- **DATA IN THIS EXERCISE**
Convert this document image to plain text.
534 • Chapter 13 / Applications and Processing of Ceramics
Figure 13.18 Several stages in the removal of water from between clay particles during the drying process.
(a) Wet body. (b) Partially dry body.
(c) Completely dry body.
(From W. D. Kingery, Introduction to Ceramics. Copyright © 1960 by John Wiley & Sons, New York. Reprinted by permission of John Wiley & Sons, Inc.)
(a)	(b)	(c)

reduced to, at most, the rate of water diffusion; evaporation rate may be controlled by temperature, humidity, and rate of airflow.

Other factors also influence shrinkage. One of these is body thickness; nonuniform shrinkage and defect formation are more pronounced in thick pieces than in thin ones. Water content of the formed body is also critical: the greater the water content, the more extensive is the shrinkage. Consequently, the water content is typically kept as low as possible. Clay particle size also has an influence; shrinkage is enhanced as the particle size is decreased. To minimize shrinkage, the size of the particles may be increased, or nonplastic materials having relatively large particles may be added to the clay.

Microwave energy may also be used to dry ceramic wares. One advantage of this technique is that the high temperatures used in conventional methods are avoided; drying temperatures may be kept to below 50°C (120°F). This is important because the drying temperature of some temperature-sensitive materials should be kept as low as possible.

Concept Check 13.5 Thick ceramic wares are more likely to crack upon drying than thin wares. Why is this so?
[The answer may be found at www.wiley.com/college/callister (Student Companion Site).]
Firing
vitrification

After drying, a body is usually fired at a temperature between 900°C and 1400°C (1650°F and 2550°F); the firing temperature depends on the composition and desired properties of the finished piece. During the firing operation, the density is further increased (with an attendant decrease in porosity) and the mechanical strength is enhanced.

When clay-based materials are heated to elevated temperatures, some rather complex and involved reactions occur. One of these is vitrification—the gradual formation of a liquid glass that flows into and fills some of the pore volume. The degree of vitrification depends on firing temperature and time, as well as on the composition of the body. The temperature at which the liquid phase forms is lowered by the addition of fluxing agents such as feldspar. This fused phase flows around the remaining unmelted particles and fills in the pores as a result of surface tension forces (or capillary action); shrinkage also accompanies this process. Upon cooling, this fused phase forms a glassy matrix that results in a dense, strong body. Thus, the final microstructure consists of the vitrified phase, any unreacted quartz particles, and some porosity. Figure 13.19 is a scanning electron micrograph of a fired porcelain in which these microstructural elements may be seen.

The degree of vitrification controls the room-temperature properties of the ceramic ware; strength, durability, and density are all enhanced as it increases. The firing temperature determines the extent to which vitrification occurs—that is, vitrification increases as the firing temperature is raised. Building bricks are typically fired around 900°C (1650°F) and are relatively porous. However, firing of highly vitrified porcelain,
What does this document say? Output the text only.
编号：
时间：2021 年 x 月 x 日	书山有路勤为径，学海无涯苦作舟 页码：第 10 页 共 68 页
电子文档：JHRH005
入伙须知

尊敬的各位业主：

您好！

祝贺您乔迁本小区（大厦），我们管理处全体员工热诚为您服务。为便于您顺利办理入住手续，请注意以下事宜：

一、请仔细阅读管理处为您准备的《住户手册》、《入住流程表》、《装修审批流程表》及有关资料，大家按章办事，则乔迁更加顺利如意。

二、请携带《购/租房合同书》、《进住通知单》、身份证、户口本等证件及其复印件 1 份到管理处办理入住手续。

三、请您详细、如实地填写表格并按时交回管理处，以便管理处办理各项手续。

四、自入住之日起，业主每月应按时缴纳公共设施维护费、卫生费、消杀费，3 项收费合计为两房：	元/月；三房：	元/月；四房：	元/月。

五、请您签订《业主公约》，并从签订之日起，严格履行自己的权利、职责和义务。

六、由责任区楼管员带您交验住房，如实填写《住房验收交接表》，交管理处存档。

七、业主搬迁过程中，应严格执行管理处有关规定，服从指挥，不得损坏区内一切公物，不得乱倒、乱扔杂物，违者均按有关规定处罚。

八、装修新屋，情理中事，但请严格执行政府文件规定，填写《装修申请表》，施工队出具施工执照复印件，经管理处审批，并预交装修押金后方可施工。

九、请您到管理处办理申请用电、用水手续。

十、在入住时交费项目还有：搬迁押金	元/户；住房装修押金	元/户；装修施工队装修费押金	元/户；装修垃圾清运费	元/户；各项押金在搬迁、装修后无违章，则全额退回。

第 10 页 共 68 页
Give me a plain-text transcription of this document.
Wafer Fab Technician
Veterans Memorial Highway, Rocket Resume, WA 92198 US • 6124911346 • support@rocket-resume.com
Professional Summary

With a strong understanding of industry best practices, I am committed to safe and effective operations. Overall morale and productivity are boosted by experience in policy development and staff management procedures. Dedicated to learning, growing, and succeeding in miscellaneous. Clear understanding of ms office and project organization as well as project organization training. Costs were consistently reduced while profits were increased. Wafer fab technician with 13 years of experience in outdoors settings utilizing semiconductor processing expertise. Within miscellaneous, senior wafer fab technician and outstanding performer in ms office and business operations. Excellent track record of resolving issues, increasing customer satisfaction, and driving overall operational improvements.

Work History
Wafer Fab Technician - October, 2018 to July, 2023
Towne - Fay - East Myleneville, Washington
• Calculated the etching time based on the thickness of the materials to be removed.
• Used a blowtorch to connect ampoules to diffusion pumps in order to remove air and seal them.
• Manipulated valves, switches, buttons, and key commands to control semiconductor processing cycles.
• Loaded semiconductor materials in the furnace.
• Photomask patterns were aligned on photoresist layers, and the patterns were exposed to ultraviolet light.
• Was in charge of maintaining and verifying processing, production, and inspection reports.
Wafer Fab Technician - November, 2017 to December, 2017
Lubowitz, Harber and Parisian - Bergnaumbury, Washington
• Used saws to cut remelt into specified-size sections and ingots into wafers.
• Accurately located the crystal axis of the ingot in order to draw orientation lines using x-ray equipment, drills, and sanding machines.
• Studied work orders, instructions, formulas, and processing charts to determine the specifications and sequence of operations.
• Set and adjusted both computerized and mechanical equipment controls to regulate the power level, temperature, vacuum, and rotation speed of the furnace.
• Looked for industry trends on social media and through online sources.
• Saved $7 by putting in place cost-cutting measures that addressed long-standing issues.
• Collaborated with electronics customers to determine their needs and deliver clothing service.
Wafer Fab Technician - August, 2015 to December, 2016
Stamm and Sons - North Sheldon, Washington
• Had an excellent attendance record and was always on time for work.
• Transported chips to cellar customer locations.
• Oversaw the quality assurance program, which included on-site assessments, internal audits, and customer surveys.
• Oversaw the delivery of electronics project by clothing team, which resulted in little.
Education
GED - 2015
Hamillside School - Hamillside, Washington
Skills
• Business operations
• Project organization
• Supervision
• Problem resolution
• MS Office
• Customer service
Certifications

- **JOB**
Please quote the data above in full, with no line missing.

- **SOLVED EXERCISE**
Convert this document image to plain text.
534 • Chapter 13 / Applications and Processing of Ceramics
Figure 13.18 Several stages in the removal of water from between clay particles during the drying process.
(a) Wet body. (b) Partially dry body.
(c) Completely dry body.
(From W. D. Kingery, Introduction to Ceramics. Copyright © 1960 by John Wiley & Sons, New York. Reprinted by permission of John Wiley & Sons, Inc.)
(a)	(b)	(c)

reduced to, at most, the rate of water diffusion; evaporation rate may be controlled by temperature, humidity, and rate of airflow.

Other factors also influence shrinkage. One of these is body thickness; nonuniform shrinkage and defect formation are more pronounced in thick pieces than in thin ones. Water content of the formed body is also critical: the greater the water content, the more extensive is the shrinkage. Consequently, the water content is typically kept as low as possible. Clay particle size also has an influence; shrinkage is enhanced as the particle size is decreased. To minimize shrinkage, the size of the particles may be increased, or nonplastic materials having relatively large particles may be added to the clay.

Microwave energy may also be used to dry ceramic wares. One advantage of this technique is that the high temperatures used in conventional methods are avoided; drying temperatures may be kept to below 50°C (120°F). This is important because the drying temperature of some temperature-sensitive materials should be kept as low as possible.

Concept Check 13.5 Thick ceramic wares are more likely to crack upon drying than thin wares. Why is this so?
[The answer may be found at www.wiley.com/college/callister (Student Companion Site).]
Firing
vitrification

After drying, a body is usually fired at a temperature between 900°C and 1400°C (1650°F and 2550°F); the firing temperature depends on the composition and desired properties of the finished piece. During the firing operation, the density is further increased (with an attendant decrease in porosity) and the mechanical strength is enhanced.

When clay-based materials are heated to elevated temperatures, some rather complex and involved reactions occur. One of these is vitrification—the gradual formation of a liquid glass that flows into and fills some of the pore volume. The degree of vitrification depends on firing temperature and time, as well as on the composition of the body. The temperature at which the liquid phase forms is lowered by the addition of fluxing agents such as feldspar. This fused phase flows around the remaining unmelted particles and fills in the pores as a result of surface tension forces (or capillary action); shrinkage also accompanies this process. Upon cooling, this fused phase forms a glassy matrix that results in a dense, strong body. Thus, the final microstructure consists of the vitrified phase, any unreacted quartz particles, and some porosity. Figure 13.19 is a scanning electron micrograph of a fired porcelain in which these microstructural elements may be seen.

The degree of vitrification controls the room-temperature properties of the ceramic ware; strength, durability, and density are all enhanced as it increases. The firing temperature determines the extent to which vitrification occurs—that is, vitrification increases as the firing temperature is raised. Building bricks are typically fired around 900°C (1650°F) and are relatively porous. However, firing of highly vitrified porcelain,
What does this document say? Output the text only.
编号：
时间：2021 年 x 月 x 日	书山有路勤为径，学海无涯苦作舟 页码：第 10 页 共 68 页
电子文档：JHRH005
入伙须知

尊敬的各位业主：

您好！

祝贺您乔迁本小区（大厦），我们管理处全体员工热诚为您服务。为便于您顺利办理入住手续，请注意以下事宜：

一、请仔细阅读管理处为您准备的《住户手册》、《入住流程表》、《装修审批流程表》及有关资料，大家按章办事，则乔迁更加顺利如意。

二、请携带《购/租房合同书》、《进住通知单》、身份证、户口本等证件及其复印件 1 份到管理处办理入住手续。

三、请您详细、如实地填写表格并按时交回管理处，以便管理处办理各项手续。

四、自入住之日起，业主每月应按时缴纳公共设施维护费、卫生费、消杀费，3 项收费合计为两房：	元/月；三房：	元/月；四房：	元/月。

五、请您签订《业主公约》，并从签订之日起，严格履行自己的权利、职责和义务。

六、由责任区楼管员带您交验住房，如实填写《住房验收交接表》，交管理处存档。

七、业主搬迁过程中，应严格执行管理处有关规定，服从指挥，不得损坏区内一切公物，不得乱倒、乱扔杂物，违者均按有关规定处罚。

八、装修新屋，情理中事，但请严格执行政府文件规定，填写《装修申请表》，施工队出具施工执照复印件，经管理处审批，并预交装修押金后方可施工。

九、请您到管理处办理申请用电、用水手续。

十、在入住时交费项目还有：搬迁押金	元/户；住房装修押金	元/户；装修施工队装修费押金	元/户；装修垃圾清运费	元/户；各项押金在搬迁、装修后无违章，则全额退回。

第 10 页 共 68 页
Give me a plain-text transcription of this document.
Wafer Fab Technician
Veterans Memorial Highway, Rocket Resume, WA 92198 US • 6124911346 • support@rocket-resume.com
Professional Summary

With a strong understanding of industry best practices, I am committed to safe and effective operations. Overall morale and productivity are boosted by experience in policy development and staff management procedures. Dedicated to learning, growing, and succeeding in miscellaneous. Clear understanding of ms office and project organization as well as project organization training. Costs were consistently reduced while profits were increased. Wafer fab technician with 13 years of experience in outdoors settings utilizing semiconductor processing expertise. Within miscellaneous, senior wafer fab technician and outstanding performer in ms office and business operations. Excellent track record of resolving issues, increasing customer satisfaction, and driving overall operational improvements.

Work History
Wafer Fab Technician - October, 2018 to July, 2023
Towne - Fay - East Myleneville, Washington
• Calculated the etching time based on the thickness of the materials to be removed.
• Used a blowtorch to connect ampoules to diffusion pumps in order to remove air and seal them.
• Manipulated valves, switches, buttons, and key commands to control semiconductor processing cycles.
• Loaded semiconductor materials in the furnace.
• Photomask patterns were aligned on photoresist layers, and the patterns were exposed to ultraviolet light.
• Was in charge of maintaining and verifying processing, production, and inspection reports.
Wafer Fab Technician - November, 2017 to December, 2017
Lubowitz, Harber and Parisian - Bergnaumbury, Washington
• Used saws to cut remelt into specified-size sections and ingots into wafers.
• Accurately located the crystal axis of the ingot in order to draw orientation lines using x-ray equipment, drills, and sanding machines.
• Studied work orders, instructions, formulas, and processing charts to determine the specifications and sequence of operations.
• Set and adjusted both computerized and mechanical equipment controls to regulate the power level, temperature, vacuum, and rotation speed of the furnace.
• Looked for industry trends on social media and through online sources.
• Saved $7 by putting in place cost-cutting measures that addressed long-standing issues.
• Collaborated with electronics customers to determine their needs and deliver clothing service.
Wafer Fab Technician - August, 2015 to December, 2016
Stamm and Sons - North Sheldon, Washington
• Had an excellent attendance record and was always on time for work.
• Transported chips to cellar customer locations.
• Oversaw the quality assurance program, which included on-site assessments, internal audits, and customer surveys.
• Oversaw the delivery of electronics project by clothing team, which resulted in little.
Education
GED - 2015
Hamillside School - Hamillside, Washington
Skills
• Business operations
• Project organization
• Supervision
• Problem resolution
• MS Office
• Customer service
Certifications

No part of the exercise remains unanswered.